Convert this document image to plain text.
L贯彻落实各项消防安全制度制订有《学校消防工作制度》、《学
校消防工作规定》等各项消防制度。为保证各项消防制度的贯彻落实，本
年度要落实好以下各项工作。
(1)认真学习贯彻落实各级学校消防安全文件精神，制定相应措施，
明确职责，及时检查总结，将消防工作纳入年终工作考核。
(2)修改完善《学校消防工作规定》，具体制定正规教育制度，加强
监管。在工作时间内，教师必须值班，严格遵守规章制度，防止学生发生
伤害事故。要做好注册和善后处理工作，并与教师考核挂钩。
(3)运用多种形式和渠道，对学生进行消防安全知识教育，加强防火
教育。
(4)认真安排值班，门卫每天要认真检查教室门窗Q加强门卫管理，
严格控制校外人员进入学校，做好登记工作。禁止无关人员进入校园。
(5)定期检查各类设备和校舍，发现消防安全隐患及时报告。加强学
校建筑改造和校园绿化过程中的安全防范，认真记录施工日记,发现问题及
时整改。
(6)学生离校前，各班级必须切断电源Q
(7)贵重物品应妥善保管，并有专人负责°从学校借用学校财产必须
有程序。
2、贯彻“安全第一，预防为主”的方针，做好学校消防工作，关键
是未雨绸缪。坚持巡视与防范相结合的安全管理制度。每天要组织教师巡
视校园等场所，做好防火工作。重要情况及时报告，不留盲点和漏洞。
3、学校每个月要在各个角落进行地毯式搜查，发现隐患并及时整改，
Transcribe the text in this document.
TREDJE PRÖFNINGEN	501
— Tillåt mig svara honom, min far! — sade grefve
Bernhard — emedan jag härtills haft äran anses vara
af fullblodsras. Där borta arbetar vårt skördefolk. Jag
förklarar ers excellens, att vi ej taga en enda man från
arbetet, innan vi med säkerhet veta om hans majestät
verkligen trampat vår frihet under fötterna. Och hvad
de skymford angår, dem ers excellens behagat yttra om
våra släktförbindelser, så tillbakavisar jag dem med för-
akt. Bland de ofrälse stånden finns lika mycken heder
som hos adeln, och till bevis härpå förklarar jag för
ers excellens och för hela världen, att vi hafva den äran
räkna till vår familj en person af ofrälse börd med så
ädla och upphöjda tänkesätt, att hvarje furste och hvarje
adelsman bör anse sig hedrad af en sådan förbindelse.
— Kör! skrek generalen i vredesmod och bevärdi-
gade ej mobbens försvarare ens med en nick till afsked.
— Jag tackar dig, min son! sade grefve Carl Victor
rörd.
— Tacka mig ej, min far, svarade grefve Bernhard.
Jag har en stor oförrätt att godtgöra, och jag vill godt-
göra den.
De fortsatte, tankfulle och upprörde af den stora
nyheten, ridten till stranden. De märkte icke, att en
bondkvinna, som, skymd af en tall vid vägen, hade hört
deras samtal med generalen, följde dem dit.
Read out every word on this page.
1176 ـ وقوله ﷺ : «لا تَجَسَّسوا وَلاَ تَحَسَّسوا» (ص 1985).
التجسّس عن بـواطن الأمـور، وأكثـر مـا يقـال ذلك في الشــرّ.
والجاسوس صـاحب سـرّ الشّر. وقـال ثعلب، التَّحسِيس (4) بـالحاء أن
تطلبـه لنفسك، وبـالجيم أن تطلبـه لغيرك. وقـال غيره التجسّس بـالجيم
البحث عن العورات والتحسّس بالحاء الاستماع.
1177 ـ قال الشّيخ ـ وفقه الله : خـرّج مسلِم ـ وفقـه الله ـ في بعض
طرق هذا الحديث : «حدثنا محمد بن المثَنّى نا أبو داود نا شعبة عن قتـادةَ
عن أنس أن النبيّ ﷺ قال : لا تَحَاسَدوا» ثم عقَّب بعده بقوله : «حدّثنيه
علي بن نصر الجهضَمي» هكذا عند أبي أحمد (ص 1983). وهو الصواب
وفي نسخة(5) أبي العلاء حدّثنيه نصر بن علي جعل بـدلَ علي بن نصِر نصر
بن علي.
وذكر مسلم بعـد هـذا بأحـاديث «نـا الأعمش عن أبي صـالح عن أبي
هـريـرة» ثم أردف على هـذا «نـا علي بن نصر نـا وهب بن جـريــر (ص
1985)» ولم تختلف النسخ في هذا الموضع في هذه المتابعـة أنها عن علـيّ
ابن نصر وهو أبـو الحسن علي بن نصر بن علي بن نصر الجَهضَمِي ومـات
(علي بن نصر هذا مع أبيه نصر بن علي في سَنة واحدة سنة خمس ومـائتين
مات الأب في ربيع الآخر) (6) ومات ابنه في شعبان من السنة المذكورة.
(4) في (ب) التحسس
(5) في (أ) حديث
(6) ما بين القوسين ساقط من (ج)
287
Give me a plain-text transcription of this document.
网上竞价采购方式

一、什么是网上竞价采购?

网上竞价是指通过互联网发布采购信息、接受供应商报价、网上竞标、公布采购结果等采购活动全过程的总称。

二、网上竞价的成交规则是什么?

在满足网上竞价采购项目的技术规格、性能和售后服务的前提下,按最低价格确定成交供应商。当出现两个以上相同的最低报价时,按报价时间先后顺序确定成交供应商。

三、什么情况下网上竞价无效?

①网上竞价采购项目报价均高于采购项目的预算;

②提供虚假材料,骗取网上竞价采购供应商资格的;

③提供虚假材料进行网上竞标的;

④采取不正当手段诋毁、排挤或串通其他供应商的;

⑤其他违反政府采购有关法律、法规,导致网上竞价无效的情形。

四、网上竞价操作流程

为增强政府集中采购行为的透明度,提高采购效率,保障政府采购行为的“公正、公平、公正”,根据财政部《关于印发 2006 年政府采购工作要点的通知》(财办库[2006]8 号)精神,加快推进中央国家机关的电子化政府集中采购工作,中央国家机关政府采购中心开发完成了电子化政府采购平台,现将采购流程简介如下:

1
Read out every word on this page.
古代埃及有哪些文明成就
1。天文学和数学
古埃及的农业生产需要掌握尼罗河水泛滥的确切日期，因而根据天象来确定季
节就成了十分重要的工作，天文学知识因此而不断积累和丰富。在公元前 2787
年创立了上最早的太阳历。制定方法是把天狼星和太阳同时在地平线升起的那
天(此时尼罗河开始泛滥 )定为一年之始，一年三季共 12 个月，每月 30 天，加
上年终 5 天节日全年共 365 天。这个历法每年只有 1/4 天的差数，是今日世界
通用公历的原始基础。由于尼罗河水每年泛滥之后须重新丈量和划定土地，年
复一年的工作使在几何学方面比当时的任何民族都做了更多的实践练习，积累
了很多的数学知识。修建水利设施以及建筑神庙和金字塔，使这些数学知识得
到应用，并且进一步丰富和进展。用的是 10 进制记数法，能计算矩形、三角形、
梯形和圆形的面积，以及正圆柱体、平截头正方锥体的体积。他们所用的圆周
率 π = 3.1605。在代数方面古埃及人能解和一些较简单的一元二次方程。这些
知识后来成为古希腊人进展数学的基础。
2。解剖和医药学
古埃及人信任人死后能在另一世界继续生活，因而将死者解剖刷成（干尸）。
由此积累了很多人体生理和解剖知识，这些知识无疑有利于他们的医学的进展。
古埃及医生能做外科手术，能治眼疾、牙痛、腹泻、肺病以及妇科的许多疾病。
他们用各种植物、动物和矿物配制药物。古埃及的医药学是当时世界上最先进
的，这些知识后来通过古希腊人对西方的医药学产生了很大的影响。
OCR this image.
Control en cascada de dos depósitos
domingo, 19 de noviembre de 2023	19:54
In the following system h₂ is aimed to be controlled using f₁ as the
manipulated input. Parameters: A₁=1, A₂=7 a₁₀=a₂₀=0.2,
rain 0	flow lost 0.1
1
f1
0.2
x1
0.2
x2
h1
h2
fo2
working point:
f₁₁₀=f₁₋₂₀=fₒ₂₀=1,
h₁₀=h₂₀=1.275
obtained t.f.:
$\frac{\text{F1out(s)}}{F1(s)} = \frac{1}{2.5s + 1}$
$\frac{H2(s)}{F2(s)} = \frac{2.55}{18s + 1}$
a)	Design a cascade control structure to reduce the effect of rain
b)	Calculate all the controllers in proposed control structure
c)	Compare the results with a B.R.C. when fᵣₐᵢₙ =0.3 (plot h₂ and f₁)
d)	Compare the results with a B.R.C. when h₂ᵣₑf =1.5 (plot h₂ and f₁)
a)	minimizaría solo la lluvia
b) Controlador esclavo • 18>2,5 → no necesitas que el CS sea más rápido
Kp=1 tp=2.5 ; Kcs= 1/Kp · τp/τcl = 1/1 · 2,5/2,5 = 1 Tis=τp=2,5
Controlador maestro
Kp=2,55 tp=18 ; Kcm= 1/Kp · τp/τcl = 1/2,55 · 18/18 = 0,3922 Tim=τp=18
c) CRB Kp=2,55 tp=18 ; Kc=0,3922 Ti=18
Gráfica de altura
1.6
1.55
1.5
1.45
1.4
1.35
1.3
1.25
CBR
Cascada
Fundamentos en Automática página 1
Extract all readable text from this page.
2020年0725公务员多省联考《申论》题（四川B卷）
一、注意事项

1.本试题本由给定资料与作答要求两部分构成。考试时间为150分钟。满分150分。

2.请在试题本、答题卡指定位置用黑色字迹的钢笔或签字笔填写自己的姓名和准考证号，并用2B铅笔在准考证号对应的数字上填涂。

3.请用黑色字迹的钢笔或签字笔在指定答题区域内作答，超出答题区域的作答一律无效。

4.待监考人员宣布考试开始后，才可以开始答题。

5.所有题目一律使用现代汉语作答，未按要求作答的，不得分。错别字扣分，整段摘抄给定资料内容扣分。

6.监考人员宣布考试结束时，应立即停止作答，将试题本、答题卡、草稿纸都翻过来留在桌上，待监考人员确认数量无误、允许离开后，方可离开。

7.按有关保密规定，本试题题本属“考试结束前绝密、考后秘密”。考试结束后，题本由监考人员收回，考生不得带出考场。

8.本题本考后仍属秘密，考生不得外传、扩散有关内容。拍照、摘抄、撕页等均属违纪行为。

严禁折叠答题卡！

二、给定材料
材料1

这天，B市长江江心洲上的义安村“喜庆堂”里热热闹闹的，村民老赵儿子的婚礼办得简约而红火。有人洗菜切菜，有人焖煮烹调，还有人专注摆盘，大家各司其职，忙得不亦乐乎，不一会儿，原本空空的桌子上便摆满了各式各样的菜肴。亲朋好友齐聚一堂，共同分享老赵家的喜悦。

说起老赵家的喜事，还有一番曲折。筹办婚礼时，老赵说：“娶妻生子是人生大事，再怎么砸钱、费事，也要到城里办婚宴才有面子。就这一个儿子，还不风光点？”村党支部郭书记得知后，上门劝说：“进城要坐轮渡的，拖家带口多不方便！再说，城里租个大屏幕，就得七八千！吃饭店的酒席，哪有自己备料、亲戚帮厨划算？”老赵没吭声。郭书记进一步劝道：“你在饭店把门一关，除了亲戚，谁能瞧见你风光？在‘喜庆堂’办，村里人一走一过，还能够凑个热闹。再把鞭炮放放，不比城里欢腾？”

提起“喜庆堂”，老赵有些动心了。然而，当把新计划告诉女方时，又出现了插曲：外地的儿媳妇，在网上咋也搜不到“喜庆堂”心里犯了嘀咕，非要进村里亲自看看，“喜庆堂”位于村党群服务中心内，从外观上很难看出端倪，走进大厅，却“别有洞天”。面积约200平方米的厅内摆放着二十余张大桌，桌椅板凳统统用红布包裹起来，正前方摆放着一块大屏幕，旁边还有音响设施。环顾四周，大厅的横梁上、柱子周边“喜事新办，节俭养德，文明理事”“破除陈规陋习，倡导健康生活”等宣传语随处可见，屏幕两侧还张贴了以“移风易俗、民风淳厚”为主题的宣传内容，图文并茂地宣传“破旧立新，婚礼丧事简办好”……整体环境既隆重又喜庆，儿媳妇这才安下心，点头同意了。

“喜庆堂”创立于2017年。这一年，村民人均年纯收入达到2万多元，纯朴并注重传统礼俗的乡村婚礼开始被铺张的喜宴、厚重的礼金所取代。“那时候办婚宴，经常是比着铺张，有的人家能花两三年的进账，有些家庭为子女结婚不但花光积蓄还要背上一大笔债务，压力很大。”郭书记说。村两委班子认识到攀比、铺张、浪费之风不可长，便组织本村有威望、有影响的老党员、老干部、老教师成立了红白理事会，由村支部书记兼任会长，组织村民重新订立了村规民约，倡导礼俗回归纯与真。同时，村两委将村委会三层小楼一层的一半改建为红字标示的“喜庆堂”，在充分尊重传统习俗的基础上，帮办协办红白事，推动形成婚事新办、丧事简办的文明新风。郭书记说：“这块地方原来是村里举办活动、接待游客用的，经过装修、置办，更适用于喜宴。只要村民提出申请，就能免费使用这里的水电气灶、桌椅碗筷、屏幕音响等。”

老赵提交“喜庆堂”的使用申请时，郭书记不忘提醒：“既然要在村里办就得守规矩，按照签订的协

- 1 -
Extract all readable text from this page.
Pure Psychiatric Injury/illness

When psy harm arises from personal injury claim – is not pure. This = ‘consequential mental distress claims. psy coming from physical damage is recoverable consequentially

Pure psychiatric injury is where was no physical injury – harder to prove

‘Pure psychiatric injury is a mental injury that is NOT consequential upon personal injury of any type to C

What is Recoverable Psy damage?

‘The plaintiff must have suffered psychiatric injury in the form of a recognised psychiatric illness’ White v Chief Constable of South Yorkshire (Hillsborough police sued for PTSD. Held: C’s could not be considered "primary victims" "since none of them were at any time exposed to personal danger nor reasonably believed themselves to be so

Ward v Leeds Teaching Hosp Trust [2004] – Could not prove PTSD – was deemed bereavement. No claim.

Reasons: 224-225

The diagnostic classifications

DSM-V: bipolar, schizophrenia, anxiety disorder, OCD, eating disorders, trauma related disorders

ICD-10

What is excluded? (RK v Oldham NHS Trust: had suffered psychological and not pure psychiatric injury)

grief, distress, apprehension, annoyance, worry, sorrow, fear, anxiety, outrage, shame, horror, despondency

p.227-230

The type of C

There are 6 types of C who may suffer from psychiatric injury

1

*WRITTEN TASK*. Count each line above in which the string "Bernhard" appears, then state only the total.

*TASK OUTPUT*. 2